#### STATED TASK:
Print the whole listing exactly.

►

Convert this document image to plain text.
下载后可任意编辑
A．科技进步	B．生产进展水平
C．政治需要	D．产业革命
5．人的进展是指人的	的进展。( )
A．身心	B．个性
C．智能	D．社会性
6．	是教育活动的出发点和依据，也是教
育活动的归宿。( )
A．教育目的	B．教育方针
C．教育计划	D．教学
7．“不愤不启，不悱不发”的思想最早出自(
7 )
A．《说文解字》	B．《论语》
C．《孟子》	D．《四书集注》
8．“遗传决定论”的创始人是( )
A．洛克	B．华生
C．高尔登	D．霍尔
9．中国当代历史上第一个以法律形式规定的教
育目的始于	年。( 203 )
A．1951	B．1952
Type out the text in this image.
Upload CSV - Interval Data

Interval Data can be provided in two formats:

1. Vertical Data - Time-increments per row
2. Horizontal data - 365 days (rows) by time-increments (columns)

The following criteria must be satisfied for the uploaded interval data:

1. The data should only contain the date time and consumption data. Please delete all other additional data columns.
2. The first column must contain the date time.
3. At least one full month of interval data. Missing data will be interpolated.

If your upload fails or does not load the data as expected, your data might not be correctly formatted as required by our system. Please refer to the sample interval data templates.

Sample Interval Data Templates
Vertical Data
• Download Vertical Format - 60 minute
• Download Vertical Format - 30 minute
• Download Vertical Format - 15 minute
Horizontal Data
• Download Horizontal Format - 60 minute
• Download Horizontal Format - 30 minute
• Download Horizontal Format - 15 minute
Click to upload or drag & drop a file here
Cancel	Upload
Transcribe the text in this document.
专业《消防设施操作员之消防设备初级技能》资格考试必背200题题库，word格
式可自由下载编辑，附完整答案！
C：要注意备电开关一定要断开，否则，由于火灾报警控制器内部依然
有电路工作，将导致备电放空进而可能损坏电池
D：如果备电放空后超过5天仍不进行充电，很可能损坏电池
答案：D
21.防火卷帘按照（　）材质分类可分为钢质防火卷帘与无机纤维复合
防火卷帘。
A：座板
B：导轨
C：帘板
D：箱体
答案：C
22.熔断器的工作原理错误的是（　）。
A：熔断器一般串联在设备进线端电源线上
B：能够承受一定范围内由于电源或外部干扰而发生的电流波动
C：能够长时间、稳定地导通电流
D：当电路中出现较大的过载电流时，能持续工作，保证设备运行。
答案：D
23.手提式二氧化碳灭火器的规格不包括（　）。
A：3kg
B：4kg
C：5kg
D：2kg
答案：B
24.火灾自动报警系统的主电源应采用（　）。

◄

#### FINISHED EXERCISE:
Convert this document image to plain text.
下载后可任意编辑
A．科技进步	B．生产进展水平
C．政治需要	D．产业革命
5．人的进展是指人的	的进展。( )
A．身心	B．个性
C．智能	D．社会性
6．	是教育活动的出发点和依据，也是教
育活动的归宿。( )
A．教育目的	B．教育方针
C．教育计划	D．教学
7．“不愤不启，不悱不发”的思想最早出自(
7 )
A．《说文解字》	B．《论语》
C．《孟子》	D．《四书集注》
8．“遗传决定论”的创始人是( )
A．洛克	B．华生
C．高尔登	D．霍尔
9．中国当代历史上第一个以法律形式规定的教
育目的始于	年。( 203 )
A．1951	B．1952
Type out the text in this image.
Upload CSV - Interval Data

Interval Data can be provided in two formats:

1. Vertical Data - Time-increments per row
2. Horizontal data - 365 days (rows) by time-increments (columns)

The following criteria must be satisfied for the uploaded interval data:

1. The data should only contain the date time and consumption data. Please delete all other additional data columns.
2. The first column must contain the date time.
3. At least one full month of interval data. Missing data will be interpolated.

If your upload fails or does not load the data as expected, your data might not be correctly formatted as required by our system. Please refer to the sample interval data templates.

Sample Interval Data Templates
Vertical Data
• Download Vertical Format - 60 minute
• Download Vertical Format - 30 minute
• Download Vertical Format - 15 minute
Horizontal Data
• Download Horizontal Format - 60 minute
• Download Horizontal Format - 30 minute
• Download Horizontal Format - 15 minute
Click to upload or drag & drop a file here
Cancel	Upload
Transcribe the text in this document.
专业《消防设施操作员之消防设备初级技能》资格考试必背200题题库，word格
式可自由下载编辑，附完整答案！
C：要注意备电开关一定要断开，否则，由于火灾报警控制器内部依然
有电路工作，将导致备电放空进而可能损坏电池
D：如果备电放空后超过5天仍不进行充电，很可能损坏电池
答案：D
21.防火卷帘按照（　）材质分类可分为钢质防火卷帘与无机纤维复合
防火卷帘。
A：座板
B：导轨
C：帘板
D：箱体
答案：C
22.熔断器的工作原理错误的是（　）。
A：熔断器一般串联在设备进线端电源线上
B：能够承受一定范围内由于电源或外部干扰而发生的电流波动
C：能够长时间、稳定地导通电流
D：当电路中出现较大的过载电流时，能持续工作，保证设备运行。
答案：D
23.手提式二氧化碳灭火器的规格不包括（　）。
A：3kg
B：4kg
C：5kg
D：2kg
答案：B
24.火灾自动报警系统的主电源应采用（　）。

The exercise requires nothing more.